Problem requirements ▸ Your task is to transcribe all the entries exactly, excluding pictures.
[Begin Entries]
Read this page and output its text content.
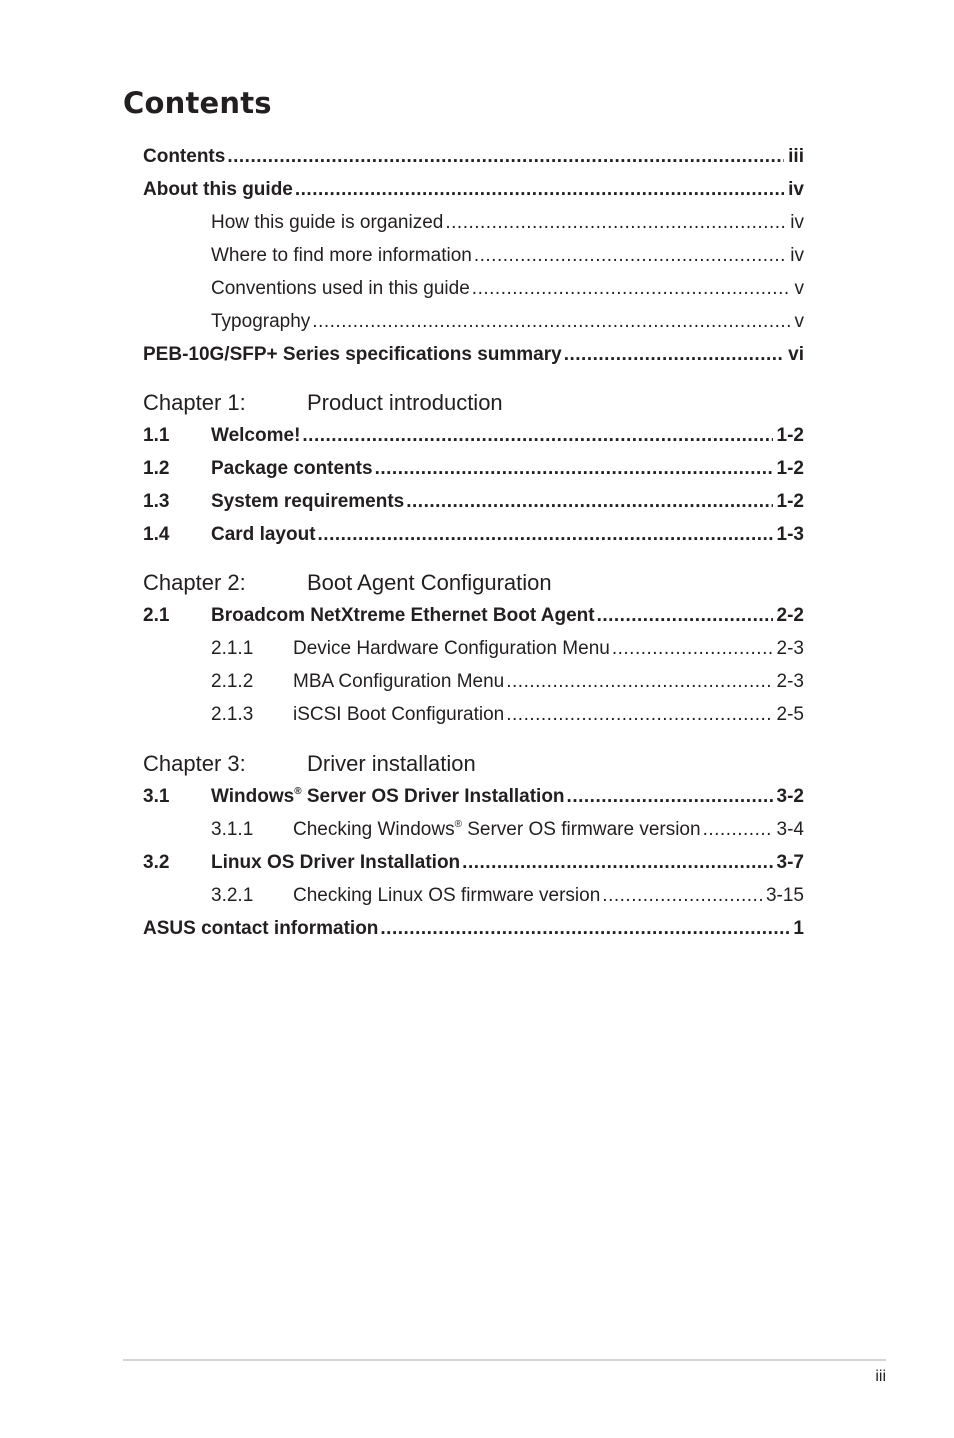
Contents
Contents .....	iii
About this guide .....	iv
How this guide is organized .....	iv
Where to find more information .....	iv
Conventions used in this guide .....	v
Typography .....	v
PEB-10G/SFP+ Series specifications summary .....	vi
Chapter 1:	Product introduction
1.1	Welcome! .....	1-2
1.2	Package contents .....	1-2
1.3	System requirements .....	1-2
1.4	Card layout .....	1-3
Chapter 2:	Boot Agent Configuration
2.1	Broadcom NetXtreme Ethernet Boot Agent .....	2-2
2.1.1	Device Hardware Configuration Menu .....	2-3
2.1.2	MBA Configuration Menu .....	2-3
2.1.3	iSCSI Boot Configuration .....	2-5
Chapter 3:	Driver installation
3.1	Windows® Server OS Driver Installation .....	3-2
3.1.1	Checking Windows® Server OS firmware version .....	3-4
3.2	Linux OS Driver Installation .....	3-7
3.2.1	Checking Linux OS firmware version .....	3-15
ASUS contact information .....	1
iii
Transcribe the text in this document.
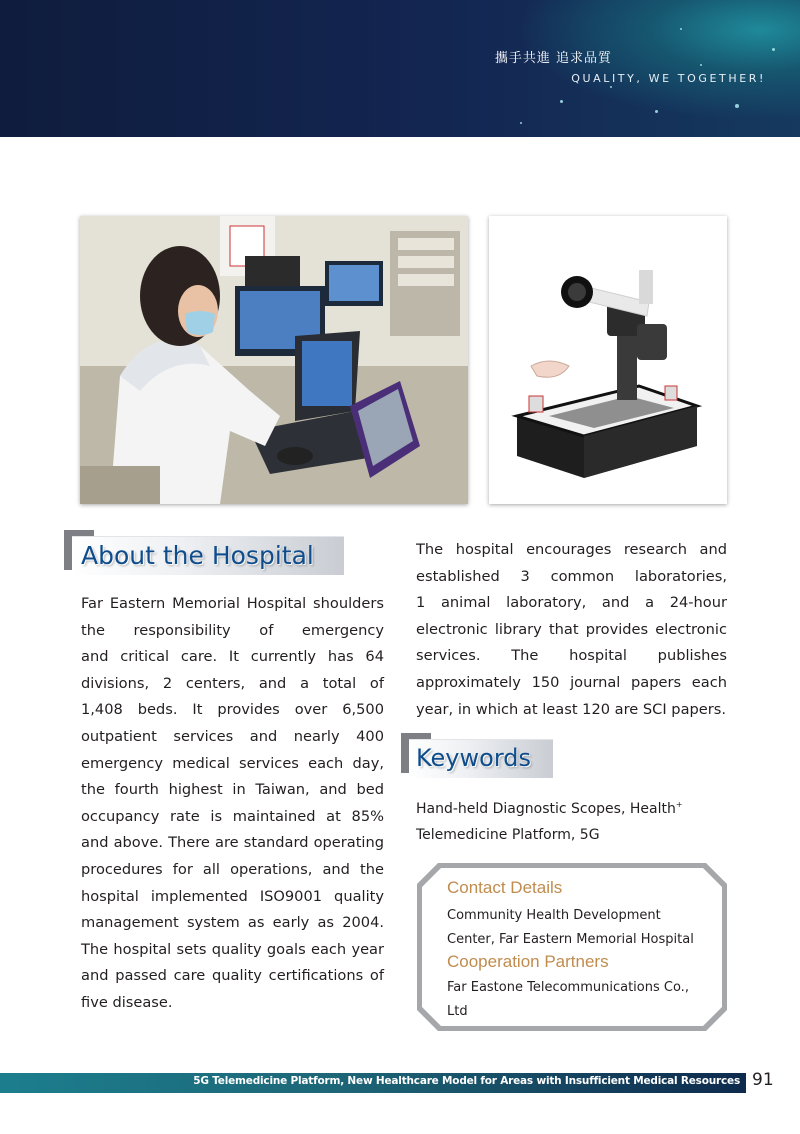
攜手共進 追求品質
QUALITY, WE TOGETHER!
About the Hospital
Far Eastern Memorial Hospital shoulders
the responsibility of emergency
and critical care. It currently has 64
divisions, 2 centers, and a total of
1,408 beds. It provides over 6,500
outpatient services and nearly 400
emergency medical services each day,
the fourth highest in Taiwan, and bed
occupancy rate is maintained at 85%
and above. There are standard operating
procedures for all operations, and the
hospital implemented ISO9001 quality
management system as early as 2004.
The hospital sets quality goals each year
and passed care quality certifications of
five disease.
The hospital encourages research and
established 3 common laboratories,
1 animal laboratory, and a 24-hour
electronic library that provides electronic
services. The hospital publishes
approximately 150 journal papers each
year, in which at least 120 are SCI papers.
Keywords
Hand-held Diagnostic Scopes, Health+
Telemedicine Platform, 5G
Contact Details
Community Health Development
Center, Far Eastern Memorial Hospital
Cooperation Partners
Far Eastone Telecommunications Co.,
Ltd
5G Telemedicine Platform, New Healthcare Model for Areas with Insufficient Medical Resources 91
[End Entries]
Answer to this task ▸
Read this page and output its text content.
Contents
Contents .....	iii
About this guide .....	iv
How this guide is organized .....	iv
Where to find more information .....	iv
Conventions used in this guide .....	v
Typography .....	v
PEB-10G/SFP+ Series specifications summary .....	vi
Chapter 1:	Product introduction
1.1	Welcome! .....	1-2
1.2	Package contents .....	1-2
1.3	System requirements .....	1-2
1.4	Card layout .....	1-3
Chapter 2:	Boot Agent Configuration
2.1	Broadcom NetXtreme Ethernet Boot Agent .....	2-2
2.1.1	Device Hardware Configuration Menu .....	2-3
2.1.2	MBA Configuration Menu .....	2-3
2.1.3	iSCSI Boot Configuration .....	2-5
Chapter 3:	Driver installation
3.1	Windows® Server OS Driver Installation .....	3-2
3.1.1	Checking Windows® Server OS firmware version .....	3-4
3.2	Linux OS Driver Installation .....	3-7
3.2.1	Checking Linux OS firmware version .....	3-15
ASUS contact information .....	1
iii
Transcribe the text in this document.
攜手共進 追求品質
QUALITY, WE TOGETHER!
About the Hospital
Far Eastern Memorial Hospital shoulders
the responsibility of emergency
and critical care. It currently has 64
divisions, 2 centers, and a total of
1,408 beds. It provides over 6,500
outpatient services and nearly 400
emergency medical services each day,
the fourth highest in Taiwan, and bed
occupancy rate is maintained at 85%
and above. There are standard operating
procedures for all operations, and the
hospital implemented ISO9001 quality
management system as early as 2004.
The hospital sets quality goals each year
and passed care quality certifications of
five disease.
The hospital encourages research and
established 3 common laboratories,
1 animal laboratory, and a 24-hour
electronic library that provides electronic
services. The hospital publishes
approximately 150 journal papers each
year, in which at least 120 are SCI papers.
Keywords
Hand-held Diagnostic Scopes, Health+
Telemedicine Platform, 5G
Contact Details
Community Health Development
Center, Far Eastern Memorial Hospital
Cooperation Partners
Far Eastone Telecommunications Co.,
Ltd
5G Telemedicine Platform, New Healthcare Model for Areas with Insufficient Medical Resources 91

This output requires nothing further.